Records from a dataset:
--- Begin ---

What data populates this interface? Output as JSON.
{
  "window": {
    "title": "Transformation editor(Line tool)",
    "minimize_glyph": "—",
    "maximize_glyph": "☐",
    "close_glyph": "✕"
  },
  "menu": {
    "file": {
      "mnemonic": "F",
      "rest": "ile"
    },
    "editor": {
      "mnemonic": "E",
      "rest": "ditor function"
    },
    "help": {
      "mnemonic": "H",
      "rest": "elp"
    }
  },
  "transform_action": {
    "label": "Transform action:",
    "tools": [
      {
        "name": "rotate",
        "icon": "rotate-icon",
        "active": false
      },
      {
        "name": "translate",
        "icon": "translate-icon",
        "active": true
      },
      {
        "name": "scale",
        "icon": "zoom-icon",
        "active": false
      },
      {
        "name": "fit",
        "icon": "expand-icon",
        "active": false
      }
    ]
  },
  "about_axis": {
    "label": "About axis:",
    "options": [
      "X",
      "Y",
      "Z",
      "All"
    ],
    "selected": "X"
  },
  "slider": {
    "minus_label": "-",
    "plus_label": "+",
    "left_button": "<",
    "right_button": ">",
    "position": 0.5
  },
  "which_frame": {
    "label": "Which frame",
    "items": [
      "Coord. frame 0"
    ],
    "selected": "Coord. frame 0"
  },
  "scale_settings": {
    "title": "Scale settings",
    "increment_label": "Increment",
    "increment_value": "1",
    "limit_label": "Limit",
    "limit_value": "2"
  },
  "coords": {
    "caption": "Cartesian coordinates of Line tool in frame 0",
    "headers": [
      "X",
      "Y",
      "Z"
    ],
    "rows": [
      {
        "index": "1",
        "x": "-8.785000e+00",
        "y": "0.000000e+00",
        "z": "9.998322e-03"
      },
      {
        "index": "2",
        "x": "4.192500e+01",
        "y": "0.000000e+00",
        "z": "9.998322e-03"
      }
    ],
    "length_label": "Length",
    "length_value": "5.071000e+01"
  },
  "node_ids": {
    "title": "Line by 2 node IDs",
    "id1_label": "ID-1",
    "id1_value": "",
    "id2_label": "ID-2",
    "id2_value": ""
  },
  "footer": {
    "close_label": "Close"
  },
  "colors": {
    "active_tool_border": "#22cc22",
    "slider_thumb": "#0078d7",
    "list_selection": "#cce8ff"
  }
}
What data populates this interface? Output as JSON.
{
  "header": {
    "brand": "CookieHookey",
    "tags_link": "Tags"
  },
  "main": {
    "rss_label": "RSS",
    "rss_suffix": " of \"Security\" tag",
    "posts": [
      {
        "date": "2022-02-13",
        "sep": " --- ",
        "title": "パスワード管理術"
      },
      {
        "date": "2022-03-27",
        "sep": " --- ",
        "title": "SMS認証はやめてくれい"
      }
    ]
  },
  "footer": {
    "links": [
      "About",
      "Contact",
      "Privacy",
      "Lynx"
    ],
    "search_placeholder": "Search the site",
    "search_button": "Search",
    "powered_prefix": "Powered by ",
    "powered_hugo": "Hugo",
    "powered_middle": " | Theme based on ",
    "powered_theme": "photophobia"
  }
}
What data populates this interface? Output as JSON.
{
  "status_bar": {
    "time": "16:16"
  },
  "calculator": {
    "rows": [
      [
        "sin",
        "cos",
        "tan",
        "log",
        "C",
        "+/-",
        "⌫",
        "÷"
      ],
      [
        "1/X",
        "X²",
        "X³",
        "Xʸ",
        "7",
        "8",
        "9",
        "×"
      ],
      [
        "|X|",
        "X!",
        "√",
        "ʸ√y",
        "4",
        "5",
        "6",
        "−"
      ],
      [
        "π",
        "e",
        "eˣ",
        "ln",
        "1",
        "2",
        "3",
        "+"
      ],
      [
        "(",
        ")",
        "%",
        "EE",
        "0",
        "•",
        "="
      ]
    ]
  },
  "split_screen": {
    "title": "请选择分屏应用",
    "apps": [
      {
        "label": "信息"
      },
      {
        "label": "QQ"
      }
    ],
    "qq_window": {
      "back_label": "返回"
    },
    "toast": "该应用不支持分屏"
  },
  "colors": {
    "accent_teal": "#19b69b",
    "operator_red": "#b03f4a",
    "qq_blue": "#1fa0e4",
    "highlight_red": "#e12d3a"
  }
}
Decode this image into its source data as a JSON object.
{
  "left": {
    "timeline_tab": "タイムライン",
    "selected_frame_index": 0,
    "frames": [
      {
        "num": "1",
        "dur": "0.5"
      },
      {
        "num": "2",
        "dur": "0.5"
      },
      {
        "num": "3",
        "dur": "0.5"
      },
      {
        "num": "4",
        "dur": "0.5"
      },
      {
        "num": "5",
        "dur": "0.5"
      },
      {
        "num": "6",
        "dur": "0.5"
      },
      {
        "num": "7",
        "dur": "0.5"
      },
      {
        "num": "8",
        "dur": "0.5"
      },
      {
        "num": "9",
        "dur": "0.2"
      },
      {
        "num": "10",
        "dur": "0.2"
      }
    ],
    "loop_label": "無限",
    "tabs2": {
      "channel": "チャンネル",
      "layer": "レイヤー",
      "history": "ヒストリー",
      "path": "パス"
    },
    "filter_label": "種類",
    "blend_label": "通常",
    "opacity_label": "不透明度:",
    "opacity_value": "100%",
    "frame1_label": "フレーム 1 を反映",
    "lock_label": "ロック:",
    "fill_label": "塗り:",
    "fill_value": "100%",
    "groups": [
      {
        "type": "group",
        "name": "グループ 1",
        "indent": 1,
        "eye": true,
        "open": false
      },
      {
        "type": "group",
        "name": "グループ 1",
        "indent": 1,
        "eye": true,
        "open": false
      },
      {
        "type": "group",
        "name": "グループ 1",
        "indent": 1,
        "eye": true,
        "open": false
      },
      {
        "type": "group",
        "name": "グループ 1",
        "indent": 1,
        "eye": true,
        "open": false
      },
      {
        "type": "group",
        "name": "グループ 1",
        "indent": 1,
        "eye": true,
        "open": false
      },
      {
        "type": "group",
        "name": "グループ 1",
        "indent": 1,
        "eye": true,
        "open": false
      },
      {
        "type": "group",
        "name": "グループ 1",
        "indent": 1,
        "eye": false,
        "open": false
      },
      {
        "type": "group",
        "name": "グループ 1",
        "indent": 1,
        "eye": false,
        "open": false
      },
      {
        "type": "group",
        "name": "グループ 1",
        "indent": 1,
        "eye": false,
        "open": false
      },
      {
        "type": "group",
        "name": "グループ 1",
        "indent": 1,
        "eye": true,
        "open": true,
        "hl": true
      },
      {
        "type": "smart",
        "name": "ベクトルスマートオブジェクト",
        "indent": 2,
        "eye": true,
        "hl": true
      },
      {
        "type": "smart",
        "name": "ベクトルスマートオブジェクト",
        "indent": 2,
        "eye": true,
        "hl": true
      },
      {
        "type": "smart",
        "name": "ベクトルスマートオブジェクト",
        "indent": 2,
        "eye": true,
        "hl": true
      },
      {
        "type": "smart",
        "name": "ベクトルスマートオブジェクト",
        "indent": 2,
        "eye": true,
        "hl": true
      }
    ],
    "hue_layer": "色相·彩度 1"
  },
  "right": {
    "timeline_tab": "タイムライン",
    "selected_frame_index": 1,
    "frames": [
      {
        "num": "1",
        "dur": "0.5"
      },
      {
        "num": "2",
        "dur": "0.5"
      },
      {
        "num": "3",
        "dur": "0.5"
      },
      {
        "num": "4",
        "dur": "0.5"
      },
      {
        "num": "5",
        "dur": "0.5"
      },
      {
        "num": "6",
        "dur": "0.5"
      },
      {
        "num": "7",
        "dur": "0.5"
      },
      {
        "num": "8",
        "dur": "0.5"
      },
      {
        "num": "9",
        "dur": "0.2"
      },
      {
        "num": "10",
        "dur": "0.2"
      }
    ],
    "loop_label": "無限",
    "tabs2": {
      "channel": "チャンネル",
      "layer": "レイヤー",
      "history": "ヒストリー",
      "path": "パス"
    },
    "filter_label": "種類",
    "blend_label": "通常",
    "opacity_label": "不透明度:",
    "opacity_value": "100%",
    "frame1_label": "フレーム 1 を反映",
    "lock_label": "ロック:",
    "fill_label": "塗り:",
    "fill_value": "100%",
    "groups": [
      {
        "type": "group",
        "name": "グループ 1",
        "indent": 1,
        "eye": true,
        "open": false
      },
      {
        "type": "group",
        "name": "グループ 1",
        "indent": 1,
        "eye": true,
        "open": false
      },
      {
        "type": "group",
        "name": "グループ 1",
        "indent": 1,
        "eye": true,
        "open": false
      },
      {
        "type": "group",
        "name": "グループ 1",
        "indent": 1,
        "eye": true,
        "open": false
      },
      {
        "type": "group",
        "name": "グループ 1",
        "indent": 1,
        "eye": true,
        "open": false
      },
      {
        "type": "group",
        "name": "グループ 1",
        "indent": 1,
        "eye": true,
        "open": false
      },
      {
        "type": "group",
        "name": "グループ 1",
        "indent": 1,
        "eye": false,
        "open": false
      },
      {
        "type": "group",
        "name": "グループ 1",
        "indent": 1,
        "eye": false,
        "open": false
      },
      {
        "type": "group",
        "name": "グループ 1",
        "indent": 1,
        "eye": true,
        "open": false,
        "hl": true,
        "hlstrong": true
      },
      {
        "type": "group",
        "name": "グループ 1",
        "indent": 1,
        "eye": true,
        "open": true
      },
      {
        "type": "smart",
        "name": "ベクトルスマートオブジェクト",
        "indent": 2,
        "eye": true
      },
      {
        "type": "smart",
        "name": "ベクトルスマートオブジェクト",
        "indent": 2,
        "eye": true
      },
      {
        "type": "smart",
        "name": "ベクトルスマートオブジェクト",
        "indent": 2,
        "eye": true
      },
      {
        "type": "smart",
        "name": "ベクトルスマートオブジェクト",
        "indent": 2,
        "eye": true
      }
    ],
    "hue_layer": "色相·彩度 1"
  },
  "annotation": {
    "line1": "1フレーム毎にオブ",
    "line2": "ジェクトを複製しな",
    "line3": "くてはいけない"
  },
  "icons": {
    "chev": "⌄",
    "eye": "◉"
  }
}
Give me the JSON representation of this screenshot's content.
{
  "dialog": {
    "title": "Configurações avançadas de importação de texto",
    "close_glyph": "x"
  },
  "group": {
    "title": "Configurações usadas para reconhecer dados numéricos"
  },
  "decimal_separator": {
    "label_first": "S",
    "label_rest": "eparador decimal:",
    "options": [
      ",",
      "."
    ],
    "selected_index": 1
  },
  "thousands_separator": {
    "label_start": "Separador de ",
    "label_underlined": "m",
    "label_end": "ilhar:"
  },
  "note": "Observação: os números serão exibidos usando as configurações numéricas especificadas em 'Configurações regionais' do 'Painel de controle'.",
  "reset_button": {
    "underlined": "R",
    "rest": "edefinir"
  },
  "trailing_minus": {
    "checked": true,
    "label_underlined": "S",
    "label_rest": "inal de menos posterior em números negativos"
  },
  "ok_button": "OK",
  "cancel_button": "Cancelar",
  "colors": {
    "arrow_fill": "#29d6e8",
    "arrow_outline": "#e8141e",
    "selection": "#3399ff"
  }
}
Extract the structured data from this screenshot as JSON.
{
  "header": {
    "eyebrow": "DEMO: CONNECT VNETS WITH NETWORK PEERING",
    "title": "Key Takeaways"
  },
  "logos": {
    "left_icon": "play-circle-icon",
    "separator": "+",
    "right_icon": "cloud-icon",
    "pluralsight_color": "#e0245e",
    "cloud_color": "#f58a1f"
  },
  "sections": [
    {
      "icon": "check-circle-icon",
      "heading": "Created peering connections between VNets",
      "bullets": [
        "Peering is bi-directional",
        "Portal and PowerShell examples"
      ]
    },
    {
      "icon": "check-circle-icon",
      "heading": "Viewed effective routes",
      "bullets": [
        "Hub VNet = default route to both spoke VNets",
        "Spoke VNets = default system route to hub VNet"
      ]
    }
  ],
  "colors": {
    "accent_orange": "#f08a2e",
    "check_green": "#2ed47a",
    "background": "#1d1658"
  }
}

--- End ---

Nothing outside the span should appear: transcribe the lines from the one containing "Extract the structured" through the last line of the records.

REPLY TO THE TASK -
Extract the structured data from this screenshot as JSON.
{
  "header": {
    "eyebrow": "DEMO: CONNECT VNETS WITH NETWORK PEERING",
    "title": "Key Takeaways"
  },
  "logos": {
    "left_icon": "play-circle-icon",
    "separator": "+",
    "right_icon": "cloud-icon",
    "pluralsight_color": "#e0245e",
    "cloud_color": "#f58a1f"
  },
  "sections": [
    {
      "icon": "check-circle-icon",
      "heading": "Created peering connections between VNets",
      "bullets": [
        "Peering is bi-directional",
        "Portal and PowerShell examples"
      ]
    },
    {
      "icon": "check-circle-icon",
      "heading": "Viewed effective routes",
      "bullets": [
        "Hub VNet = default route to both spoke VNets",
        "Spoke VNets = default system route to hub VNet"
      ]
    }
  ],
  "colors": {
    "accent_orange": "#f08a2e",
    "check_green": "#2ed47a",
    "background": "#1d1658"
  }
}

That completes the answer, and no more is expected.